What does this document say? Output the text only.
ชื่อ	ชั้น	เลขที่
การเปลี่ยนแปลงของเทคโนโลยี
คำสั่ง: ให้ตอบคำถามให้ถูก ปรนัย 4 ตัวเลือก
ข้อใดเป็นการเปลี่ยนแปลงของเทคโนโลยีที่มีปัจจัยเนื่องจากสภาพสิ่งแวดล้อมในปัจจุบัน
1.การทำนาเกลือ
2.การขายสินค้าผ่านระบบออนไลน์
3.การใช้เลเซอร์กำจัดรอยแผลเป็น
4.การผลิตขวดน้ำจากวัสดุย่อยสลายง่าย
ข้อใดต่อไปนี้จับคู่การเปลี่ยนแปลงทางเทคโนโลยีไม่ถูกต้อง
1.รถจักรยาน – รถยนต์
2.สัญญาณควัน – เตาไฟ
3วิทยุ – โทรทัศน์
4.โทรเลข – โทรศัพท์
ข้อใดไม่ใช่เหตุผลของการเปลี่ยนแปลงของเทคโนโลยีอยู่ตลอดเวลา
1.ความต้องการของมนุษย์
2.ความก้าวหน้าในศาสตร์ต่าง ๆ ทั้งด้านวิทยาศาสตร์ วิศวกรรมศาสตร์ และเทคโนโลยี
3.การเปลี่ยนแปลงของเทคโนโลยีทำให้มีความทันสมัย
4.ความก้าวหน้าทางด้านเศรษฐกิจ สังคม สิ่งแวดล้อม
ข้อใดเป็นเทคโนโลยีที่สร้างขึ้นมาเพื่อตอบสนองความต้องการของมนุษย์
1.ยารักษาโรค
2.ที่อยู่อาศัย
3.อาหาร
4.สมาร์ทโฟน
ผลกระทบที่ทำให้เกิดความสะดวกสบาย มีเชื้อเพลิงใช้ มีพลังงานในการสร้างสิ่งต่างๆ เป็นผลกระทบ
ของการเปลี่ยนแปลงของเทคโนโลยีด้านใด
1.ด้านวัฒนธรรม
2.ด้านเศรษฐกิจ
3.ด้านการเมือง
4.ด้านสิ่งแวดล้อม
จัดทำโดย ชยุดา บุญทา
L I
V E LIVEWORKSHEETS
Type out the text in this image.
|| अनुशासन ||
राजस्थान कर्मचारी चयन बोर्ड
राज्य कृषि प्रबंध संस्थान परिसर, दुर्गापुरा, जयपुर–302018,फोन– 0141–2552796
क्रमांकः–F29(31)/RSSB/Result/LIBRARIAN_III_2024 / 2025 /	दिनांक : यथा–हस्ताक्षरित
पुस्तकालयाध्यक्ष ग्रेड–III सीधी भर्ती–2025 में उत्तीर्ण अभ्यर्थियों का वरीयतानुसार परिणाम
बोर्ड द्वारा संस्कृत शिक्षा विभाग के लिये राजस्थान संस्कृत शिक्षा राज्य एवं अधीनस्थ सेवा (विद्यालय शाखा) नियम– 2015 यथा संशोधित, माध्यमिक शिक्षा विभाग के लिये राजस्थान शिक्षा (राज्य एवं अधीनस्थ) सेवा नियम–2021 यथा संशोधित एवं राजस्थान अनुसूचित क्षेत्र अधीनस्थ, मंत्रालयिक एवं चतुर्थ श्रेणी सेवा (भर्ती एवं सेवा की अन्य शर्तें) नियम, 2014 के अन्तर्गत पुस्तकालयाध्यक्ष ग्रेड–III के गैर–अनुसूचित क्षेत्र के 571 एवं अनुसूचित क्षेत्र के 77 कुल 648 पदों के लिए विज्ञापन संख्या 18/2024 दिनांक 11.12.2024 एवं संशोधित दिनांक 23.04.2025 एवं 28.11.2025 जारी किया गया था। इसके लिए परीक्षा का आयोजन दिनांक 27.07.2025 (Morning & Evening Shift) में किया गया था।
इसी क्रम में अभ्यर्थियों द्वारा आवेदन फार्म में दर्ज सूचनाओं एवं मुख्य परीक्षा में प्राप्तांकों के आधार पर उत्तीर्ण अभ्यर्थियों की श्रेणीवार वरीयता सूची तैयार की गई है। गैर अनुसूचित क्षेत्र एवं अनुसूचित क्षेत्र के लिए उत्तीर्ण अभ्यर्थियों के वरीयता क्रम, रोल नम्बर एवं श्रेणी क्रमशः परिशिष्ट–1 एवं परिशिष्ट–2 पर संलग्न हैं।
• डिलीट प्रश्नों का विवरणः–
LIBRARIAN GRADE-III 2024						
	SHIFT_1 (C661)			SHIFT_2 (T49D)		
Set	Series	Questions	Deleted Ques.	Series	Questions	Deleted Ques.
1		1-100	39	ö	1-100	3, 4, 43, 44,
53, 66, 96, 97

________________________

Every entry must be quoted exactly as it appears above.

What does this document say? Output the text only.
ชื่อ	ชั้น	เลขที่
การเปลี่ยนแปลงของเทคโนโลยี
คำสั่ง: ให้ตอบคำถามให้ถูก ปรนัย 4 ตัวเลือก
ข้อใดเป็นการเปลี่ยนแปลงของเทคโนโลยีที่มีปัจจัยเนื่องจากสภาพสิ่งแวดล้อมในปัจจุบัน
1.การทำนาเกลือ
2.การขายสินค้าผ่านระบบออนไลน์
3.การใช้เลเซอร์กำจัดรอยแผลเป็น
4.การผลิตขวดน้ำจากวัสดุย่อยสลายง่าย
ข้อใดต่อไปนี้จับคู่การเปลี่ยนแปลงทางเทคโนโลยีไม่ถูกต้อง
1.รถจักรยาน – รถยนต์
2.สัญญาณควัน – เตาไฟ
3วิทยุ – โทรทัศน์
4.โทรเลข – โทรศัพท์
ข้อใดไม่ใช่เหตุผลของการเปลี่ยนแปลงของเทคโนโลยีอยู่ตลอดเวลา
1.ความต้องการของมนุษย์
2.ความก้าวหน้าในศาสตร์ต่าง ๆ ทั้งด้านวิทยาศาสตร์ วิศวกรรมศาสตร์ และเทคโนโลยี
3.การเปลี่ยนแปลงของเทคโนโลยีทำให้มีความทันสมัย
4.ความก้าวหน้าทางด้านเศรษฐกิจ สังคม สิ่งแวดล้อม
ข้อใดเป็นเทคโนโลยีที่สร้างขึ้นมาเพื่อตอบสนองความต้องการของมนุษย์
1.ยารักษาโรค
2.ที่อยู่อาศัย
3.อาหาร
4.สมาร์ทโฟน
ผลกระทบที่ทำให้เกิดความสะดวกสบาย มีเชื้อเพลิงใช้ มีพลังงานในการสร้างสิ่งต่างๆ เป็นผลกระทบ
ของการเปลี่ยนแปลงของเทคโนโลยีด้านใด
1.ด้านวัฒนธรรม
2.ด้านเศรษฐกิจ
3.ด้านการเมือง
4.ด้านสิ่งแวดล้อม
จัดทำโดย ชยุดา บุญทา
L I
V E LIVEWORKSHEETS
Type out the text in this image.
|| अनुशासन ||
राजस्थान कर्मचारी चयन बोर्ड
राज्य कृषि प्रबंध संस्थान परिसर, दुर्गापुरा, जयपुर–302018,फोन– 0141–2552796
क्रमांकः–F29(31)/RSSB/Result/LIBRARIAN_III_2024 / 2025 /	दिनांक : यथा–हस्ताक्षरित
पुस्तकालयाध्यक्ष ग्रेड–III सीधी भर्ती–2025 में उत्तीर्ण अभ्यर्थियों का वरीयतानुसार परिणाम
बोर्ड द्वारा संस्कृत शिक्षा विभाग के लिये राजस्थान संस्कृत शिक्षा राज्य एवं अधीनस्थ सेवा (विद्यालय शाखा) नियम– 2015 यथा संशोधित, माध्यमिक शिक्षा विभाग के लिये राजस्थान शिक्षा (राज्य एवं अधीनस्थ) सेवा नियम–2021 यथा संशोधित एवं राजस्थान अनुसूचित क्षेत्र अधीनस्थ, मंत्रालयिक एवं चतुर्थ श्रेणी सेवा (भर्ती एवं सेवा की अन्य शर्तें) नियम, 2014 के अन्तर्गत पुस्तकालयाध्यक्ष ग्रेड–III के गैर–अनुसूचित क्षेत्र के 571 एवं अनुसूचित क्षेत्र के 77 कुल 648 पदों के लिए विज्ञापन संख्या 18/2024 दिनांक 11.12.2024 एवं संशोधित दिनांक 23.04.2025 एवं 28.11.2025 जारी किया गया था। इसके लिए परीक्षा का आयोजन दिनांक 27.07.2025 (Morning & Evening Shift) में किया गया था।
इसी क्रम में अभ्यर्थियों द्वारा आवेदन फार्म में दर्ज सूचनाओं एवं मुख्य परीक्षा में प्राप्तांकों के आधार पर उत्तीर्ण अभ्यर्थियों की श्रेणीवार वरीयता सूची तैयार की गई है। गैर अनुसूचित क्षेत्र एवं अनुसूचित क्षेत्र के लिए उत्तीर्ण अभ्यर्थियों के वरीयता क्रम, रोल नम्बर एवं श्रेणी क्रमशः परिशिष्ट–1 एवं परिशिष्ट–2 पर संलग्न हैं।
• डिलीट प्रश्नों का विवरणः–
LIBRARIAN GRADE-III 2024						
	SHIFT_1 (C661)			SHIFT_2 (T49D)		
Set	Series	Questions	Deleted Ques.	Series	Questions	Deleted Ques.
1		1-100	39	ö	1-100	3, 4, 43, 44,
53, 66, 96, 97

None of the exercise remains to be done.